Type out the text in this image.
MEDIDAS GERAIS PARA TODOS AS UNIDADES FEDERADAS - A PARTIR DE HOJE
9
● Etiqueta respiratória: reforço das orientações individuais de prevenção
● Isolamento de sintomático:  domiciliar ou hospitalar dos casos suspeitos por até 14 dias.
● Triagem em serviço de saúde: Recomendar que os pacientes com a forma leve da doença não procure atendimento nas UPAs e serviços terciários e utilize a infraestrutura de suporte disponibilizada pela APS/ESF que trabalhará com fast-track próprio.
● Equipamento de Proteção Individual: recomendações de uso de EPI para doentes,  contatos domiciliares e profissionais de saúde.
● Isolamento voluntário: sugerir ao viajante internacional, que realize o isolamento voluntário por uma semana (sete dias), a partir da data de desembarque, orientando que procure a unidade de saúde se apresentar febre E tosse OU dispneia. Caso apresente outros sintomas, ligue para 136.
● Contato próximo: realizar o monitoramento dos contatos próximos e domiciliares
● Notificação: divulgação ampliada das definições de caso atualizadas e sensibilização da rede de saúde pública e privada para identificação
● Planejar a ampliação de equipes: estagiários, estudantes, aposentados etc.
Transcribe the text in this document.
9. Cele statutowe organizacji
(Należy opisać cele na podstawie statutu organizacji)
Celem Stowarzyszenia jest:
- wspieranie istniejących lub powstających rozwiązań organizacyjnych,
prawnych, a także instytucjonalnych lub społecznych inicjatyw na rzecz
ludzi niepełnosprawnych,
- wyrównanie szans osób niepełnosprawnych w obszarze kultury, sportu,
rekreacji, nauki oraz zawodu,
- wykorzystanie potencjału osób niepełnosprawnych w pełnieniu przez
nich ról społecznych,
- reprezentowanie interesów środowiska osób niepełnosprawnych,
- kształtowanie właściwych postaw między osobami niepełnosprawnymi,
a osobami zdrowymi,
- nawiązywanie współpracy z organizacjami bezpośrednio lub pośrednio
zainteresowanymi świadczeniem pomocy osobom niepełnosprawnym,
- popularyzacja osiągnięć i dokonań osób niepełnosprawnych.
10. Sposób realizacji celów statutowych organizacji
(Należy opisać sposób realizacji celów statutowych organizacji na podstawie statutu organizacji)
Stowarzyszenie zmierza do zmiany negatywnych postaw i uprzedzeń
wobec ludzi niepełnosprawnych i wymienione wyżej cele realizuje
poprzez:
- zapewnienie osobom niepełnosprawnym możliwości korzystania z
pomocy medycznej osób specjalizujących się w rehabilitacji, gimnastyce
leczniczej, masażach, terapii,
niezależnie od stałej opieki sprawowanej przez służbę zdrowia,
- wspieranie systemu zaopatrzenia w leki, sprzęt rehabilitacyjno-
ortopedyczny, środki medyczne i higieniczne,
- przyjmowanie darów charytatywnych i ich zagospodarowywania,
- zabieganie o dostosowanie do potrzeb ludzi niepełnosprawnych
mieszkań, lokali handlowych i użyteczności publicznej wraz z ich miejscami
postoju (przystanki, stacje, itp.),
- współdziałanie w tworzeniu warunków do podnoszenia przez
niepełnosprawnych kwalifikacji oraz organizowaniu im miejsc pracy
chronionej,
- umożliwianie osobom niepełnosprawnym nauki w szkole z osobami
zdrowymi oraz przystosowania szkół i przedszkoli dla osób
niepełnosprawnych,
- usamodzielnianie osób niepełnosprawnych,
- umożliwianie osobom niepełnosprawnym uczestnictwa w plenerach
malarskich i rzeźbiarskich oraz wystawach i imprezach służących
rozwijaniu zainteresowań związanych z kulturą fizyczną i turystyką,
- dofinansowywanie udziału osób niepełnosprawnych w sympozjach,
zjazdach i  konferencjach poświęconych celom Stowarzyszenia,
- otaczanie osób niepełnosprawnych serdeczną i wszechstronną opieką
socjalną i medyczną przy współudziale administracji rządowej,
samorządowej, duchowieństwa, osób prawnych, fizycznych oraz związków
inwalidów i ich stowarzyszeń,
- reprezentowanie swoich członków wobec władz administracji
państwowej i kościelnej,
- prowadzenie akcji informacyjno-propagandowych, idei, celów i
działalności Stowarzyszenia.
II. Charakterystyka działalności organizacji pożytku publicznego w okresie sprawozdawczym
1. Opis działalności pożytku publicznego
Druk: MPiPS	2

**********

▸ **EXERCISE DESCRIPTION**: Retype all the records, matching them exactly.

▸ **OUTPUT**:
Type out the text in this image.
MEDIDAS GERAIS PARA TODOS AS UNIDADES FEDERADAS - A PARTIR DE HOJE
9
● Etiqueta respiratória: reforço das orientações individuais de prevenção
● Isolamento de sintomático:  domiciliar ou hospitalar dos casos suspeitos por até 14 dias.
● Triagem em serviço de saúde: Recomendar que os pacientes com a forma leve da doença não procure atendimento nas UPAs e serviços terciários e utilize a infraestrutura de suporte disponibilizada pela APS/ESF que trabalhará com fast-track próprio.
● Equipamento de Proteção Individual: recomendações de uso de EPI para doentes,  contatos domiciliares e profissionais de saúde.
● Isolamento voluntário: sugerir ao viajante internacional, que realize o isolamento voluntário por uma semana (sete dias), a partir da data de desembarque, orientando que procure a unidade de saúde se apresentar febre E tosse OU dispneia. Caso apresente outros sintomas, ligue para 136.
● Contato próximo: realizar o monitoramento dos contatos próximos e domiciliares
● Notificação: divulgação ampliada das definições de caso atualizadas e sensibilização da rede de saúde pública e privada para identificação
● Planejar a ampliação de equipes: estagiários, estudantes, aposentados etc.
Transcribe the text in this document.
9. Cele statutowe organizacji
(Należy opisać cele na podstawie statutu organizacji)
Celem Stowarzyszenia jest:
- wspieranie istniejących lub powstających rozwiązań organizacyjnych,
prawnych, a także instytucjonalnych lub społecznych inicjatyw na rzecz
ludzi niepełnosprawnych,
- wyrównanie szans osób niepełnosprawnych w obszarze kultury, sportu,
rekreacji, nauki oraz zawodu,
- wykorzystanie potencjału osób niepełnosprawnych w pełnieniu przez
nich ról społecznych,
- reprezentowanie interesów środowiska osób niepełnosprawnych,
- kształtowanie właściwych postaw między osobami niepełnosprawnymi,
a osobami zdrowymi,
- nawiązywanie współpracy z organizacjami bezpośrednio lub pośrednio
zainteresowanymi świadczeniem pomocy osobom niepełnosprawnym,
- popularyzacja osiągnięć i dokonań osób niepełnosprawnych.
10. Sposób realizacji celów statutowych organizacji
(Należy opisać sposób realizacji celów statutowych organizacji na podstawie statutu organizacji)
Stowarzyszenie zmierza do zmiany negatywnych postaw i uprzedzeń
wobec ludzi niepełnosprawnych i wymienione wyżej cele realizuje
poprzez:
- zapewnienie osobom niepełnosprawnym możliwości korzystania z
pomocy medycznej osób specjalizujących się w rehabilitacji, gimnastyce
leczniczej, masażach, terapii,
niezależnie od stałej opieki sprawowanej przez służbę zdrowia,
- wspieranie systemu zaopatrzenia w leki, sprzęt rehabilitacyjno-
ortopedyczny, środki medyczne i higieniczne,
- przyjmowanie darów charytatywnych i ich zagospodarowywania,
- zabieganie o dostosowanie do potrzeb ludzi niepełnosprawnych
mieszkań, lokali handlowych i użyteczności publicznej wraz z ich miejscami
postoju (przystanki, stacje, itp.),
- współdziałanie w tworzeniu warunków do podnoszenia przez
niepełnosprawnych kwalifikacji oraz organizowaniu im miejsc pracy
chronionej,
- umożliwianie osobom niepełnosprawnym nauki w szkole z osobami
zdrowymi oraz przystosowania szkół i przedszkoli dla osób
niepełnosprawnych,
- usamodzielnianie osób niepełnosprawnych,
- umożliwianie osobom niepełnosprawnym uczestnictwa w plenerach
malarskich i rzeźbiarskich oraz wystawach i imprezach służących
rozwijaniu zainteresowań związanych z kulturą fizyczną i turystyką,
- dofinansowywanie udziału osób niepełnosprawnych w sympozjach,
zjazdach i  konferencjach poświęconych celom Stowarzyszenia,
- otaczanie osób niepełnosprawnych serdeczną i wszechstronną opieką
socjalną i medyczną przy współudziale administracji rządowej,
samorządowej, duchowieństwa, osób prawnych, fizycznych oraz związków
inwalidów i ich stowarzyszeń,
- reprezentowanie swoich członków wobec władz administracji
państwowej i kościelnej,
- prowadzenie akcji informacyjno-propagandowych, idei, celów i
działalności Stowarzyszenia.
II. Charakterystyka działalności organizacji pożytku publicznego w okresie sprawozdawczym
1. Opis działalności pożytku publicznego
Druk: MPiPS	2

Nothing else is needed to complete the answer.